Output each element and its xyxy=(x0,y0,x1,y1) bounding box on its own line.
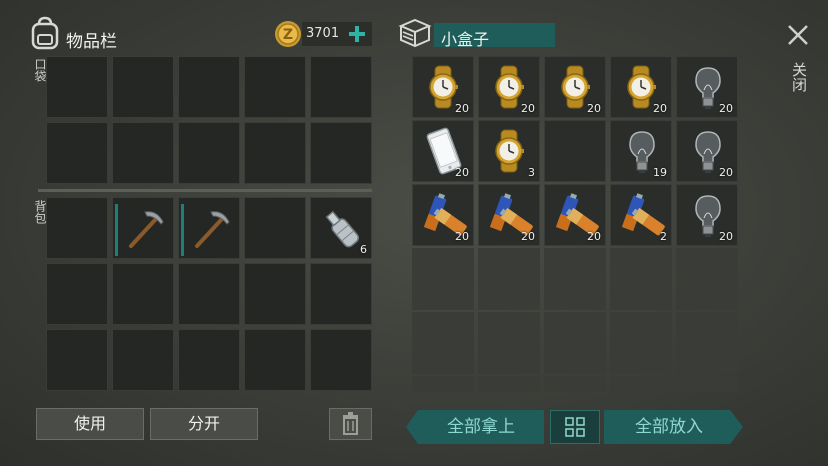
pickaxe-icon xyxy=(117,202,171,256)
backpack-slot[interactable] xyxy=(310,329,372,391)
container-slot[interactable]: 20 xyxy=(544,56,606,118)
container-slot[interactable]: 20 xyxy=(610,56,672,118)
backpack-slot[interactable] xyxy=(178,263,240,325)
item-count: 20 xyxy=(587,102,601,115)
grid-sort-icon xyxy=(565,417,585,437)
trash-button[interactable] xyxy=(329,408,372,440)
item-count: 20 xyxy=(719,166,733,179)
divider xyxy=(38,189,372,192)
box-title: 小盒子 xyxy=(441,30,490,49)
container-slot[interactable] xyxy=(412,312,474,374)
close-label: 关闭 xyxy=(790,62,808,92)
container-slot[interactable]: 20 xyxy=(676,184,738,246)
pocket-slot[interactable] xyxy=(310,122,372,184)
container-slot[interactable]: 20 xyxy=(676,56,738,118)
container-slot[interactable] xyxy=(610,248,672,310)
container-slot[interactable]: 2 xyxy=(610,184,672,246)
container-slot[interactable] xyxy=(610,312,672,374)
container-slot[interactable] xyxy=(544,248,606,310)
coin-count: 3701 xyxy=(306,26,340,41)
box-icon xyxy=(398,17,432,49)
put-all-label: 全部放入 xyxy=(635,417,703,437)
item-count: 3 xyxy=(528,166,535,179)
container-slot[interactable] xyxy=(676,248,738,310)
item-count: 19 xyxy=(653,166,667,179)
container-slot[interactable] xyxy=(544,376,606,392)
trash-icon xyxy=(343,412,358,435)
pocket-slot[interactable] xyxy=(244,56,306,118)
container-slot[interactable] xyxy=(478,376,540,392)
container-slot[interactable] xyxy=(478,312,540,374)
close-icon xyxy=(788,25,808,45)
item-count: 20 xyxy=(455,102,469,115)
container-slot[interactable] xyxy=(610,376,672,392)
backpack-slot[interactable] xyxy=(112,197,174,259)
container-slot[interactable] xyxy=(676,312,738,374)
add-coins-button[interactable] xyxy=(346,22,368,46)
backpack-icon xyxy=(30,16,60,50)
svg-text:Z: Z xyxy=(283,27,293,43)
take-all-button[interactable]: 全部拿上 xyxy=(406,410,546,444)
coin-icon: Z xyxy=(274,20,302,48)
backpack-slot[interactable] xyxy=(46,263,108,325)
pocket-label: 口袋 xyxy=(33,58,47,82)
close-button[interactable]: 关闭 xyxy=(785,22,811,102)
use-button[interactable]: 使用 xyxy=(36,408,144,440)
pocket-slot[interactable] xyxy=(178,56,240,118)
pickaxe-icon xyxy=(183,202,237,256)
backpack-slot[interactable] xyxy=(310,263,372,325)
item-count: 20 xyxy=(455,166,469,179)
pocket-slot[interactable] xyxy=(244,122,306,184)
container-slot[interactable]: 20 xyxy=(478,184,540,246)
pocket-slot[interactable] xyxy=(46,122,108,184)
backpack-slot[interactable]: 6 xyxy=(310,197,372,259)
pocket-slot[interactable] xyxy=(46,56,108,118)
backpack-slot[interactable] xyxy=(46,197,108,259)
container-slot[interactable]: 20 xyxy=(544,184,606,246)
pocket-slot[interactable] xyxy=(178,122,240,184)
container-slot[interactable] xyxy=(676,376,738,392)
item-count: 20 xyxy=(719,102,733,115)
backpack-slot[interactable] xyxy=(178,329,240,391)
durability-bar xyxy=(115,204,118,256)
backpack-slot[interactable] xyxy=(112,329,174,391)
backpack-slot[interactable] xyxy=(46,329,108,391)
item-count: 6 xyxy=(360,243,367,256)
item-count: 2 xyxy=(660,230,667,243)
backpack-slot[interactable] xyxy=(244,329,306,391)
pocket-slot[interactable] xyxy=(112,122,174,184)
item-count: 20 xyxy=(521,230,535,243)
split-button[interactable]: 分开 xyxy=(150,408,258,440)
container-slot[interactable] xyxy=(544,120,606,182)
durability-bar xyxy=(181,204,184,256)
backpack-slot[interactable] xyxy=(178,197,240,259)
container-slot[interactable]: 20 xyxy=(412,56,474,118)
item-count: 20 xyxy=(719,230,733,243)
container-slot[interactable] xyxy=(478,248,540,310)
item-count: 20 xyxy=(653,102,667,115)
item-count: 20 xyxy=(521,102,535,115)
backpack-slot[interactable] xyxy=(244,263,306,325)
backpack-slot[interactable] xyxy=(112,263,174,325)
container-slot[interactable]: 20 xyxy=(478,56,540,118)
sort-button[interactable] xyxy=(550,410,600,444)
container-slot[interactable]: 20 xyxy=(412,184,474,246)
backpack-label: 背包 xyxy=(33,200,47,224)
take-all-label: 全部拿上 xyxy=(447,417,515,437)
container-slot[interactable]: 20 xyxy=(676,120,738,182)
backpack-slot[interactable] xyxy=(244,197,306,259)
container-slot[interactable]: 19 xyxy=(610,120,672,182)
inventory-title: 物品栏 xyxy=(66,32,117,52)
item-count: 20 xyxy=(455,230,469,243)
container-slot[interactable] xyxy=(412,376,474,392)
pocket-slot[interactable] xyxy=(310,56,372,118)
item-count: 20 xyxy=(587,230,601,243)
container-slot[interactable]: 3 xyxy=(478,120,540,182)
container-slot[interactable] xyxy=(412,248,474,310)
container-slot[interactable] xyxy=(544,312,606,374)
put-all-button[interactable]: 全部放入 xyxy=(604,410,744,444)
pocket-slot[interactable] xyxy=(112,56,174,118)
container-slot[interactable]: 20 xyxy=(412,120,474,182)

---

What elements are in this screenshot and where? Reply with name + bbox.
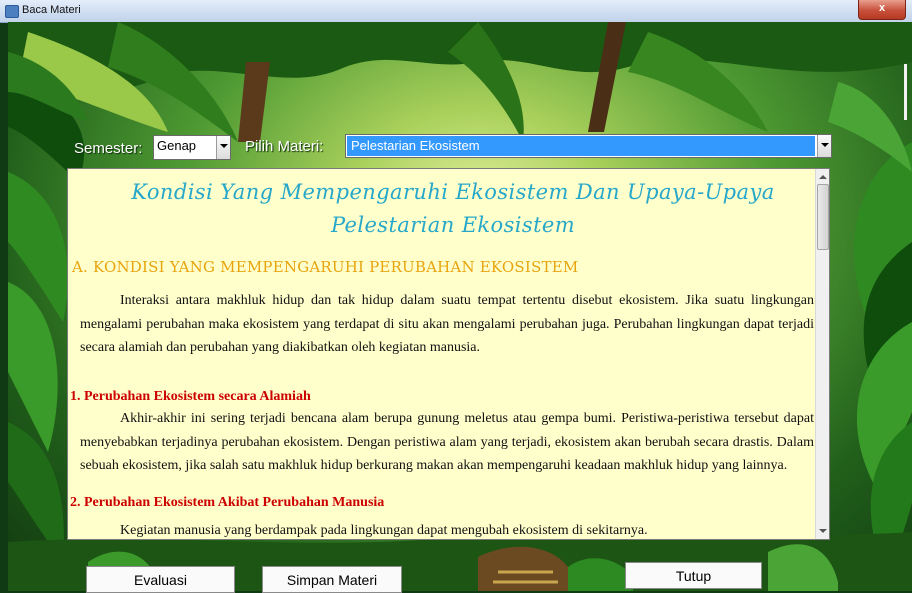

---

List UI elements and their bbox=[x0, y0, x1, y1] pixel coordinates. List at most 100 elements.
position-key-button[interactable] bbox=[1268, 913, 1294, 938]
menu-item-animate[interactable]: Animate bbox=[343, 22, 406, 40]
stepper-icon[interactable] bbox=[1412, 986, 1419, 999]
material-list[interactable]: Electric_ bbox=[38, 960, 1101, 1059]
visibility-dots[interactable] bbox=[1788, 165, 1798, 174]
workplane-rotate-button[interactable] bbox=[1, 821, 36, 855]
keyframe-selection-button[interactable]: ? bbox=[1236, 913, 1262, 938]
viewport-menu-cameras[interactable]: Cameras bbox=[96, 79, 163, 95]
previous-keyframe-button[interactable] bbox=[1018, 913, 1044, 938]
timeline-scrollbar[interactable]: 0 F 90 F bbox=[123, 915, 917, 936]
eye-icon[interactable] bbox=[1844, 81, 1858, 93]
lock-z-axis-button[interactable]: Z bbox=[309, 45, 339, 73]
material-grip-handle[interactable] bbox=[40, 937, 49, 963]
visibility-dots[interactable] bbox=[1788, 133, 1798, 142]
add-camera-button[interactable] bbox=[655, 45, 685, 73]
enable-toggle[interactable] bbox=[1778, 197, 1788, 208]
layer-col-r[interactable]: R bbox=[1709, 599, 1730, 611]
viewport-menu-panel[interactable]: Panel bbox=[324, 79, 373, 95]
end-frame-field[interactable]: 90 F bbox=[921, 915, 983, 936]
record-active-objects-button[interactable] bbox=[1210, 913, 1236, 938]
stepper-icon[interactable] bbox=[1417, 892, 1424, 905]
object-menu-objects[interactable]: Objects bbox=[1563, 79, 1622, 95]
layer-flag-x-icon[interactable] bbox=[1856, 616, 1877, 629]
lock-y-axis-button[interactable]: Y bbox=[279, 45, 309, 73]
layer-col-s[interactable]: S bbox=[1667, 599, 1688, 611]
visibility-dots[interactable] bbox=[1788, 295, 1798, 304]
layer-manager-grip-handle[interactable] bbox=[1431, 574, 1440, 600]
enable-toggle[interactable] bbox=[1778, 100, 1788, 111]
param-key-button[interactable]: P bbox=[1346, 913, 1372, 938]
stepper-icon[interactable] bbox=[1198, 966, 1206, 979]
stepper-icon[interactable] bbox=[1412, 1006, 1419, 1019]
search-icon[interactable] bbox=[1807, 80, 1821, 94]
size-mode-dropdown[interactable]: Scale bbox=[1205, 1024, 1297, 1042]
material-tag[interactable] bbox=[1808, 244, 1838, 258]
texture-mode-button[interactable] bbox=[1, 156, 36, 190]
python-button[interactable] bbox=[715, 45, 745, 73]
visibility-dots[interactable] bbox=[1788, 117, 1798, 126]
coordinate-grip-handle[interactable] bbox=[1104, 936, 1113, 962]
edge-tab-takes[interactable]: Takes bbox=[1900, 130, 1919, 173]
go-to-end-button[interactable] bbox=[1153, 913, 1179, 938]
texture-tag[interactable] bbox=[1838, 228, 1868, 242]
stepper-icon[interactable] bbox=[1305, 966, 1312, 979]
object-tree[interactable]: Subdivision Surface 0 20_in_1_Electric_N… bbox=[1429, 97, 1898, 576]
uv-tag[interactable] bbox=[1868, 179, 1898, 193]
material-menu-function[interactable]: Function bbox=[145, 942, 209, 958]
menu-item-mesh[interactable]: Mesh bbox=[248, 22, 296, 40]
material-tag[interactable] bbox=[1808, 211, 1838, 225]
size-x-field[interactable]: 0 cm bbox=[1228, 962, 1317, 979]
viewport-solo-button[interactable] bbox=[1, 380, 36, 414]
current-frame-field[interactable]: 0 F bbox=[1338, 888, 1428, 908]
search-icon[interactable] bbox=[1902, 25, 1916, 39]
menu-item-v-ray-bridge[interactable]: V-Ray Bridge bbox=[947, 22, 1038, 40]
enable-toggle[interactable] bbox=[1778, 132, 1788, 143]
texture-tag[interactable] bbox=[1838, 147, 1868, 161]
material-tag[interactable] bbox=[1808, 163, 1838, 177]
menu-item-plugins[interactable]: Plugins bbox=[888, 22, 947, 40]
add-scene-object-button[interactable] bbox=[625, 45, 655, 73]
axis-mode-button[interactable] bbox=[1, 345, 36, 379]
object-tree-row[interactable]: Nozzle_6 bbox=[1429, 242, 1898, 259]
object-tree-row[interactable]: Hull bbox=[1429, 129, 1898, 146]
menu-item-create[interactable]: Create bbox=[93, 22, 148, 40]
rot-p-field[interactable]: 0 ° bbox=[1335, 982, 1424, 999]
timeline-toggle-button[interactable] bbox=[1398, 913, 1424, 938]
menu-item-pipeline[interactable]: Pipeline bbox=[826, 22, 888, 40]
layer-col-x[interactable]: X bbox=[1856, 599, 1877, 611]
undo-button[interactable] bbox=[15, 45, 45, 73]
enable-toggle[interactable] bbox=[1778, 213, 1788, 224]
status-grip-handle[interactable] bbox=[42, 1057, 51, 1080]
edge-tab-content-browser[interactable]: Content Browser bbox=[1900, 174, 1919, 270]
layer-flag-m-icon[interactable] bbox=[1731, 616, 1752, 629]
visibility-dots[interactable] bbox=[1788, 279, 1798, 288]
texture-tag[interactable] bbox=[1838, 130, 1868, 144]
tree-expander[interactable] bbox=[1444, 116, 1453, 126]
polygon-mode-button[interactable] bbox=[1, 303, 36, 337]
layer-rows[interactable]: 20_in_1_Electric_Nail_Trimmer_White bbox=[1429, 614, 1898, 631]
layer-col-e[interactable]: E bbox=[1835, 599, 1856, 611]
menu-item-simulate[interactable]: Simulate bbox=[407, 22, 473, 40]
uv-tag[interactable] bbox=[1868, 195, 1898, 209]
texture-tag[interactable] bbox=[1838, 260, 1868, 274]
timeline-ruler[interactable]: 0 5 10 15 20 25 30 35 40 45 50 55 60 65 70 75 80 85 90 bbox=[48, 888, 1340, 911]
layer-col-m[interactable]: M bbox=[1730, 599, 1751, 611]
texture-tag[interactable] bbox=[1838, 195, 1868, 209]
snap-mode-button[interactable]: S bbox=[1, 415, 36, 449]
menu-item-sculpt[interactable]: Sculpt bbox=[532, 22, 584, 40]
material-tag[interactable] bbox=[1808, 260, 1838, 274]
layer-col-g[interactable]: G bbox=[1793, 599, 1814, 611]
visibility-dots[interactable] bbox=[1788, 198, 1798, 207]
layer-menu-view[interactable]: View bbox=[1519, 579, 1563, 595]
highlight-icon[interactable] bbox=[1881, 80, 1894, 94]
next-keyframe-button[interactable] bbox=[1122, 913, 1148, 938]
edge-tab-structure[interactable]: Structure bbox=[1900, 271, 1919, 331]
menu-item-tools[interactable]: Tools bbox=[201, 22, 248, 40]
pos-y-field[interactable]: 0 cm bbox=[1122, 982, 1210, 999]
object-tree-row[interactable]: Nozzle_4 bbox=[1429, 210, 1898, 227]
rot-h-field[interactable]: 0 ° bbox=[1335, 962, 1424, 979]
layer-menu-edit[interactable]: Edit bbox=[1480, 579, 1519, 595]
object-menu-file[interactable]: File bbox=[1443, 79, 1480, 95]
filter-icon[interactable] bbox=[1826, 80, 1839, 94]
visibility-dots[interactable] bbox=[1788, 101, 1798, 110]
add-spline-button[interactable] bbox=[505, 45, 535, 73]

To do: Output everything from the line that contains "List UI elements" down to the line that contains "param-key-button[interactable]: P bbox=[1346, 913, 1372, 938]", both included, as a JSON list of strings with one string per line and blank lines left out.

Worked solution:
[
  "List UI elements and their bbox=[x0, y0, x1, y1] pixel coordinates. List at most 100 elements.",
  "position-key-button[interactable] bbox=[1268, 913, 1294, 938]",
  "menu-item-animate[interactable]: Animate bbox=[343, 22, 406, 40]",
  "stepper-icon[interactable] bbox=[1412, 986, 1419, 999]",
  "material-list[interactable]: Electric_ bbox=[38, 960, 1101, 1059]",
  "visibility-dots[interactable] bbox=[1788, 165, 1798, 174]",
  "workplane-rotate-button[interactable] bbox=[1, 821, 36, 855]",
  "keyframe-selection-button[interactable]: ? bbox=[1236, 913, 1262, 938]",
  "viewport-menu-cameras[interactable]: Cameras bbox=[96, 79, 163, 95]",
  "previous-keyframe-button[interactable] bbox=[1018, 913, 1044, 938]",
  "timeline-scrollbar[interactable]: 0 F 90 F bbox=[123, 915, 917, 936]",
  "eye-icon[interactable] bbox=[1844, 81, 1858, 93]",
  "lock-z-axis-button[interactable]: Z bbox=[309, 45, 339, 73]",
  "material-grip-handle[interactable] bbox=[40, 937, 49, 963]",
  "visibility-dots[interactable] bbox=[1788, 133, 1798, 142]",
  "add-camera-button[interactable] bbox=[655, 45, 685, 73]",
  "enable-toggle[interactable] bbox=[1778, 197, 1788, 208]",
  "layer-col-r[interactable]: R bbox=[1709, 599, 1730, 611]",
  "viewport-menu-panel[interactable]: Panel bbox=[324, 79, 373, 95]",
  "end-frame-field[interactable]: 90 F bbox=[921, 915, 983, 936]",
  "record-active-objects-button[interactable] bbox=[1210, 913, 1236, 938]",
  "stepper-icon[interactable] bbox=[1417, 892, 1424, 905]",
  "object-menu-objects[interactable]: Objects bbox=[1563, 79, 1622, 95]",
  "layer-flag-x-icon[interactable] bbox=[1856, 616, 1877, 629]",
  "lock-y-axis-button[interactable]: Y bbox=[279, 45, 309, 73]",
  "layer-col-s[interactable]: S bbox=[1667, 599, 1688, 611]",
  "visibility-dots[interactable] bbox=[1788, 295, 1798, 304]",
  "layer-manager-grip-handle[interactable] bbox=[1431, 574, 1440, 600]",
  "enable-toggle[interactable] bbox=[1778, 100, 1788, 111]",
  "param-key-button[interactable]: P bbox=[1346, 913, 1372, 938]"
]